----- Exercise materials

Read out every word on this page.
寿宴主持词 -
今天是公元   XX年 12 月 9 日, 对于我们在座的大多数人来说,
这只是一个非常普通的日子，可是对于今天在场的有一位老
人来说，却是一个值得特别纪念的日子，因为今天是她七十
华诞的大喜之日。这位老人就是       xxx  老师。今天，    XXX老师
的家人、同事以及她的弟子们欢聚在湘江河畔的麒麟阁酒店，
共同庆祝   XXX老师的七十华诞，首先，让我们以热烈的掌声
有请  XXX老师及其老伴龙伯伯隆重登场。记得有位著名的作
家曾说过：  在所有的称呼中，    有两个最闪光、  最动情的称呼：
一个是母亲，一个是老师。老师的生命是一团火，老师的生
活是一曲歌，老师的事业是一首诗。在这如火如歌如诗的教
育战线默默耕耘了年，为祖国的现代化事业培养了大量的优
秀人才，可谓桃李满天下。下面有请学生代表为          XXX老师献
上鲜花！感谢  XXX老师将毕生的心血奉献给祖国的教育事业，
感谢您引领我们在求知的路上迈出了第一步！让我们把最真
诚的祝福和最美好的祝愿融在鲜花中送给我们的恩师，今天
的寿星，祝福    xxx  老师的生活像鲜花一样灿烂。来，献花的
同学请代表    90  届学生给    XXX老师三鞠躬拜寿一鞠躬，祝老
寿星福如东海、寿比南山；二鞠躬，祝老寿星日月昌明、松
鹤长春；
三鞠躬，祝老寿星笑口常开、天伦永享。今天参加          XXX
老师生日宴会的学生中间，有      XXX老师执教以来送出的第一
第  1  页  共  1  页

----------

Exercise objective: Output the entries exactly.

Response to this task:
Read out every word on this page.
寿宴主持词 -
今天是公元   XX年 12 月 9 日, 对于我们在座的大多数人来说,
这只是一个非常普通的日子，可是对于今天在场的有一位老
人来说，却是一个值得特别纪念的日子，因为今天是她七十
华诞的大喜之日。这位老人就是       xxx  老师。今天，    XXX老师
的家人、同事以及她的弟子们欢聚在湘江河畔的麒麟阁酒店，
共同庆祝   XXX老师的七十华诞，首先，让我们以热烈的掌声
有请  XXX老师及其老伴龙伯伯隆重登场。记得有位著名的作
家曾说过：  在所有的称呼中，    有两个最闪光、  最动情的称呼：
一个是母亲，一个是老师。老师的生命是一团火，老师的生
活是一曲歌，老师的事业是一首诗。在这如火如歌如诗的教
育战线默默耕耘了年，为祖国的现代化事业培养了大量的优
秀人才，可谓桃李满天下。下面有请学生代表为          XXX老师献
上鲜花！感谢  XXX老师将毕生的心血奉献给祖国的教育事业，
感谢您引领我们在求知的路上迈出了第一步！让我们把最真
诚的祝福和最美好的祝愿融在鲜花中送给我们的恩师，今天
的寿星，祝福    xxx  老师的生活像鲜花一样灿烂。来，献花的
同学请代表    90  届学生给    XXX老师三鞠躬拜寿一鞠躬，祝老
寿星福如东海、寿比南山；二鞠躬，祝老寿星日月昌明、松
鹤长春；
三鞠躬，祝老寿星笑口常开、天伦永享。今天参加          XXX
老师生日宴会的学生中间，有      XXX老师执教以来送出的第一
第  1  页  共  1  页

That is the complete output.